Tell how many lines carry the word "Education"; the reply is the number and nothing else.
──────── Raw data ────────
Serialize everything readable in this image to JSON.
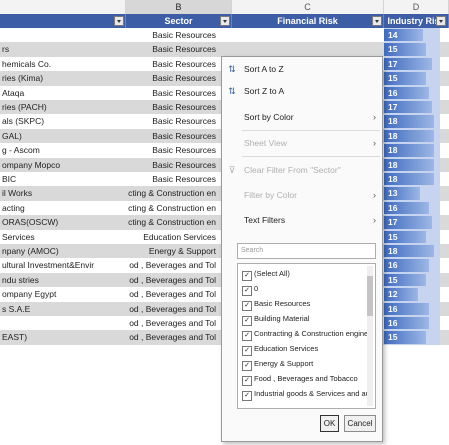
{
  "columns": {
    "letters": [
      "B",
      "C",
      "D"
    ],
    "fields": [
      "Sector",
      "Financial Risk",
      "Industry Risk"
    ]
  },
  "rows": [
    {
      "company": "",
      "sector": "Basic Resources",
      "industry_risk": "14"
    },
    {
      "company": "rs",
      "sector": "Basic Resources",
      "industry_risk": "15"
    },
    {
      "company": "hemicals Co.",
      "sector": "Basic Resources",
      "industry_risk": "17"
    },
    {
      "company": "ries (Kima)",
      "sector": "Basic Resources",
      "industry_risk": "15"
    },
    {
      "company": "Ataqa",
      "sector": "Basic Resources",
      "industry_risk": "16"
    },
    {
      "company": "ries (PACH)",
      "sector": "Basic Resources",
      "industry_risk": "17"
    },
    {
      "company": "als (SKPC)",
      "sector": "Basic Resources",
      "industry_risk": "18"
    },
    {
      "company": "GAL)",
      "sector": "Basic Resources",
      "industry_risk": "18"
    },
    {
      "company": "g - Ascom",
      "sector": "Basic Resources",
      "industry_risk": "18"
    },
    {
      "company": "ompany Mopco",
      "sector": "Basic Resources",
      "industry_risk": "18"
    },
    {
      "company": "BIC",
      "sector": "Basic Resources",
      "industry_risk": "18"
    },
    {
      "company": "il Works",
      "sector": "cting & Construction en",
      "industry_risk": "13"
    },
    {
      "company": "acting",
      "sector": "cting & Construction en",
      "industry_risk": "16"
    },
    {
      "company": "ORAS(OSCW)",
      "sector": "cting & Construction en",
      "industry_risk": "17"
    },
    {
      "company": " Services",
      "sector": "Education Services",
      "industry_risk": "15"
    },
    {
      "company": "npany (AMOC)",
      "sector": "Energy & Support",
      "industry_risk": "18"
    },
    {
      "company": "ultural Investment&Envir",
      "sector": "od , Beverages and Tol",
      "industry_risk": "16"
    },
    {
      "company": "ndu stries",
      "sector": "od , Beverages and Tol",
      "industry_risk": "15"
    },
    {
      "company": "ompany Egypt",
      "sector": "od , Beverages and Tol",
      "industry_risk": "12"
    },
    {
      "company": "s S.A.E",
      "sector": "od , Beverages and Tol",
      "industry_risk": "16"
    },
    {
      "company": "",
      "sector": "od , Beverages and Tol",
      "industry_risk": "16"
    },
    {
      "company": "EAST)",
      "sector": "od , Beverages and Tol",
      "industry_risk": "15"
    }
  ],
  "filter_menu": {
    "sort_asc": "Sort A to Z",
    "sort_desc": "Sort Z to A",
    "sort_by_color": "Sort by Color",
    "sheet_view": "Sheet View",
    "clear_filter": "Clear Filter From \"Sector\"",
    "filter_by_color": "Filter by Color",
    "text_filters": "Text Filters",
    "search_placeholder": "Search",
    "items": [
      "(Select All)",
      "0",
      "Basic Resources",
      "Building Material",
      "Contracting & Construction engine",
      "Education Services",
      "Energy & Support",
      "Food , Beverages and Tobacco",
      "Industrial goods & Services and au"
    ],
    "ok": "OK",
    "cancel": "Cancel"
  },
  "colors": {
    "header_fill": "#3d5ea6",
    "band_fill": "#d9d9d9",
    "databar": "#3f6bbf"
  },
  "icons": [
    "sort-asc-icon",
    "sort-desc-icon",
    "clear-filter-icon",
    "chevron-right-icon",
    "filter-dropdown-icon"
  ]
}
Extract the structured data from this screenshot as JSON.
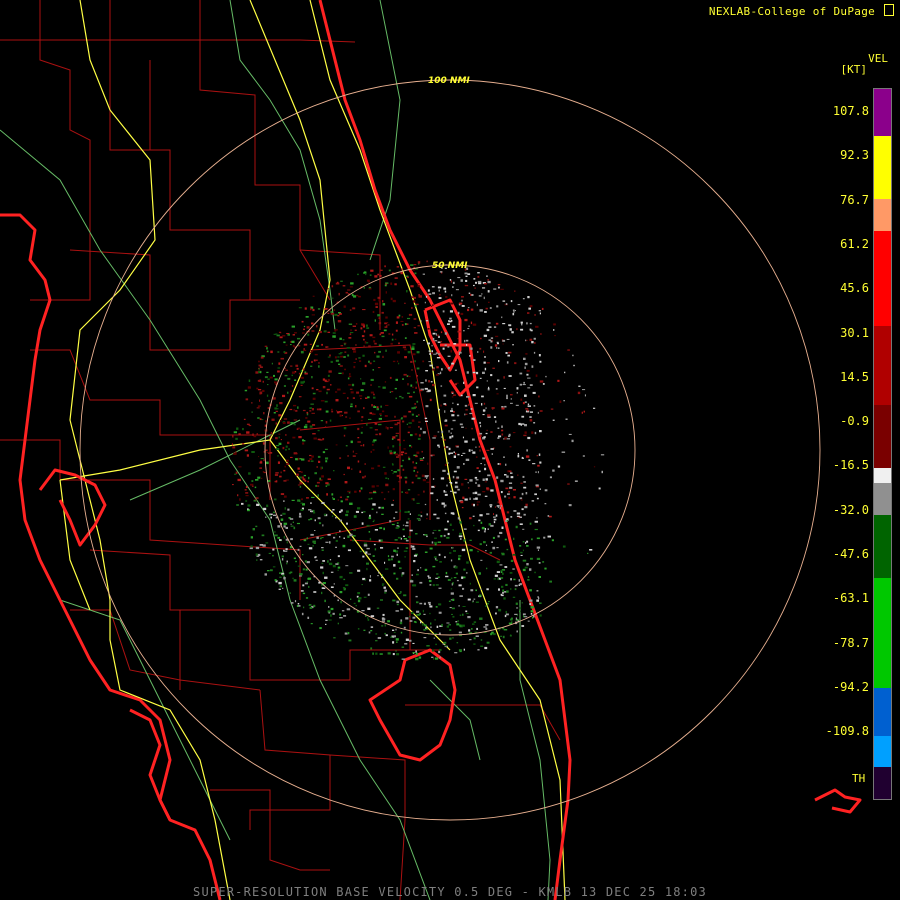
{
  "credit": "NEXLAB-College of DuPage",
  "product_caption": "SUPER-RESOLUTION BASE VELOCITY 0.5 DEG - KMLB 13 DEC 25 18:03",
  "legend": {
    "title": "VEL",
    "unit": "[KT]",
    "ticks": [
      "107.8",
      "92.3",
      "76.7",
      "61.2",
      "45.6",
      "30.1",
      "14.5",
      "-0.9",
      "-16.5",
      "-32.0",
      "-47.6",
      "-63.1",
      "-78.7",
      "-94.2",
      "-109.8"
    ],
    "range_folded_label": "TH",
    "segments": [
      {
        "color": "#8b008b",
        "weight": 3
      },
      {
        "color": "#ffff00",
        "weight": 4
      },
      {
        "color": "#ff9966",
        "weight": 2
      },
      {
        "color": "#ff0000",
        "weight": 6
      },
      {
        "color": "#b00000",
        "weight": 5
      },
      {
        "color": "#7a0000",
        "weight": 4
      },
      {
        "color": "#f0f0f0",
        "weight": 1
      },
      {
        "color": "#909090",
        "weight": 2
      },
      {
        "color": "#006400",
        "weight": 4
      },
      {
        "color": "#00c800",
        "weight": 7
      },
      {
        "color": "#0060d0",
        "weight": 3
      },
      {
        "color": "#00a0ff",
        "weight": 2
      },
      {
        "color": "#200030",
        "weight": 2
      }
    ]
  },
  "range_rings": [
    {
      "label": "100 NMI",
      "radius_nmi": 100
    },
    {
      "label": "50 NMI",
      "radius_nmi": 50
    }
  ],
  "colors": {
    "coast": "#ff2222",
    "county": "#aa1111",
    "state_road": "#ffff44",
    "river": "#66bb66",
    "ring": "#e8b090",
    "text": "#ffff33"
  }
}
────────
Final result
2